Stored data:

☆ ☆ ☆ ☆ ☆ ☆ ☆

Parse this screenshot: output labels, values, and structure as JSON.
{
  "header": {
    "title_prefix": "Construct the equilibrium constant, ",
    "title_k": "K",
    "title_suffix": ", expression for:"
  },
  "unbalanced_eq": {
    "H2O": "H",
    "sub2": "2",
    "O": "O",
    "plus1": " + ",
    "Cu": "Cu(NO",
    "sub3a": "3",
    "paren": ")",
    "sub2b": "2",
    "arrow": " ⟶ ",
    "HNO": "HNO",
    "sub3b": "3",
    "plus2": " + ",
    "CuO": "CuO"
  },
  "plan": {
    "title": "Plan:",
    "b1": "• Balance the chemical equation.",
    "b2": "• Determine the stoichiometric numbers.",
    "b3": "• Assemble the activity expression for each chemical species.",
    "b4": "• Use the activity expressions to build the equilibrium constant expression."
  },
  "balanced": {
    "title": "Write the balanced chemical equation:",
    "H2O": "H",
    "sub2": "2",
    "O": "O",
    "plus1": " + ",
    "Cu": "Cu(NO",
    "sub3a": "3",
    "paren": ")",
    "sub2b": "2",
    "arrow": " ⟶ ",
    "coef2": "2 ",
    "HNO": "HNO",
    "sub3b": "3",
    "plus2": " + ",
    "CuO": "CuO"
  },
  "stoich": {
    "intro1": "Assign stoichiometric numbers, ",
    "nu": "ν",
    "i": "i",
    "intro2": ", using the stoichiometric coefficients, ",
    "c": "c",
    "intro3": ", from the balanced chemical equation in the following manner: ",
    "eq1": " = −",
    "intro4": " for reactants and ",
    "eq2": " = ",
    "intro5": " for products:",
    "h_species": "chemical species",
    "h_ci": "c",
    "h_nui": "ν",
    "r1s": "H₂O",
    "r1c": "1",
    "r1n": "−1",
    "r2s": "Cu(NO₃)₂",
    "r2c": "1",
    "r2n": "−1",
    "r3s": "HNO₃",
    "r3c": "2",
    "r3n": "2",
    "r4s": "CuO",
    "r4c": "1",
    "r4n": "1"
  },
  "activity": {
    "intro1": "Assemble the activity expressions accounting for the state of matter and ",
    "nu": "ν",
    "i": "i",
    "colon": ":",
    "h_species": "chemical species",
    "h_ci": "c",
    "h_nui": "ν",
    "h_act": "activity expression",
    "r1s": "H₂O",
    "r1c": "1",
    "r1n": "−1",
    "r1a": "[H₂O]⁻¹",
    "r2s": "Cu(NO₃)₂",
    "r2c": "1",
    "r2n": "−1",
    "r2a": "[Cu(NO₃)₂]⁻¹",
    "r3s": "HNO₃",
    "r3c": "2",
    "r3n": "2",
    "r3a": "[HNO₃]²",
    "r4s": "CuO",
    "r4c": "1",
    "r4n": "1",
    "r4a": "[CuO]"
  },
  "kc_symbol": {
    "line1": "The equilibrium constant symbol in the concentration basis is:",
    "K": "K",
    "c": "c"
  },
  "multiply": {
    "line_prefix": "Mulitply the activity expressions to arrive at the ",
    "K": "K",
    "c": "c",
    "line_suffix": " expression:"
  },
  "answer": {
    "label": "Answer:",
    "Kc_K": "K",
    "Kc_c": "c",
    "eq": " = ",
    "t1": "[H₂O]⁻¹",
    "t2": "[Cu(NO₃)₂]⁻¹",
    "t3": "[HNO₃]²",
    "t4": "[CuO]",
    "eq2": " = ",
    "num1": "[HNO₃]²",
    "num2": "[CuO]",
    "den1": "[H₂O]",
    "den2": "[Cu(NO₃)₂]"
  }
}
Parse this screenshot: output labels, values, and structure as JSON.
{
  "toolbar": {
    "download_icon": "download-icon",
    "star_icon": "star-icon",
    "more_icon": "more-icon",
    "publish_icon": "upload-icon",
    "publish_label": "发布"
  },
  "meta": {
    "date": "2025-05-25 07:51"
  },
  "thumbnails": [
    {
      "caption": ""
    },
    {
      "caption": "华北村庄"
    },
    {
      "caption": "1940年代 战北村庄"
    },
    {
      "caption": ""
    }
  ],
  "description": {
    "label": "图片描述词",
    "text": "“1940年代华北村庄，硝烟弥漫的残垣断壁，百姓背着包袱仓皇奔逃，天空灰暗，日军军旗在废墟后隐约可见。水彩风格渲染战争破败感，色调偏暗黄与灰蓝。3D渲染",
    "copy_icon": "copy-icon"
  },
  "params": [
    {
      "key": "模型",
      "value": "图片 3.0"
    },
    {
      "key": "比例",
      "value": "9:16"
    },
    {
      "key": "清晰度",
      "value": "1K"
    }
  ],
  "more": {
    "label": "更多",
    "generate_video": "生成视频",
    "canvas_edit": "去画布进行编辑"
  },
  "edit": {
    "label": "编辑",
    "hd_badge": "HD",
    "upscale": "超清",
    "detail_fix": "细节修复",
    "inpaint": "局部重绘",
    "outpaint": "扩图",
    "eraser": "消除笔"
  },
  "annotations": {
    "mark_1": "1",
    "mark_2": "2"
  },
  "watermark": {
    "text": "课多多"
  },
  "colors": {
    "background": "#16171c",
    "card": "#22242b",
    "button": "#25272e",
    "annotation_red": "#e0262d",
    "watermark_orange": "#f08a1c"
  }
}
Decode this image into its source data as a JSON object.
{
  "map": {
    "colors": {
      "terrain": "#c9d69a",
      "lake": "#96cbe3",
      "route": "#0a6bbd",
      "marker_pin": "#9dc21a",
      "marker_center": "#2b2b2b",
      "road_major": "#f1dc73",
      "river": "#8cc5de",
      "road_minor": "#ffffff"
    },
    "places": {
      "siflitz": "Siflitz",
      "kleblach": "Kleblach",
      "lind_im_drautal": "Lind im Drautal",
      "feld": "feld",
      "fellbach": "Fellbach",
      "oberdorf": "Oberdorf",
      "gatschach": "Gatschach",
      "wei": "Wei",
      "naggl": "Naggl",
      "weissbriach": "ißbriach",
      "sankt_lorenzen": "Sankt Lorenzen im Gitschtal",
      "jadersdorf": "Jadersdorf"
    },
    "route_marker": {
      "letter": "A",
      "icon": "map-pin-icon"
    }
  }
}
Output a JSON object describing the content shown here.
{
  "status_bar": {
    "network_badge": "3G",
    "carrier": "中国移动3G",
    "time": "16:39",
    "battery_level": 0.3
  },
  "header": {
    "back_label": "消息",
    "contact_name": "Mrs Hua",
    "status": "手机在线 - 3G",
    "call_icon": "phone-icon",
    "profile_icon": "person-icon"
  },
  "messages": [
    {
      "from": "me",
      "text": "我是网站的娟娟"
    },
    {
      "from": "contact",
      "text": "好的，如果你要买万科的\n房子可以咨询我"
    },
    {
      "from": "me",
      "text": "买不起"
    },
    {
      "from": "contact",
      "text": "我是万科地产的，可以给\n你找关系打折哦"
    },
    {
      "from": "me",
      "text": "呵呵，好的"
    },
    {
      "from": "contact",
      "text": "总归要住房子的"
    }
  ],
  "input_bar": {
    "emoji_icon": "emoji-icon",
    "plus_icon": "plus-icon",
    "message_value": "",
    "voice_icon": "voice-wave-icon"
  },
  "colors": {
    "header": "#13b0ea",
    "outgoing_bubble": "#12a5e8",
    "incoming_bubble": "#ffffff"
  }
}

☆ ☆ ☆ ☆ ☆ ☆ ☆

In the listing above, how many lines hold the word "ffffff"? Give the number and nothing more.

2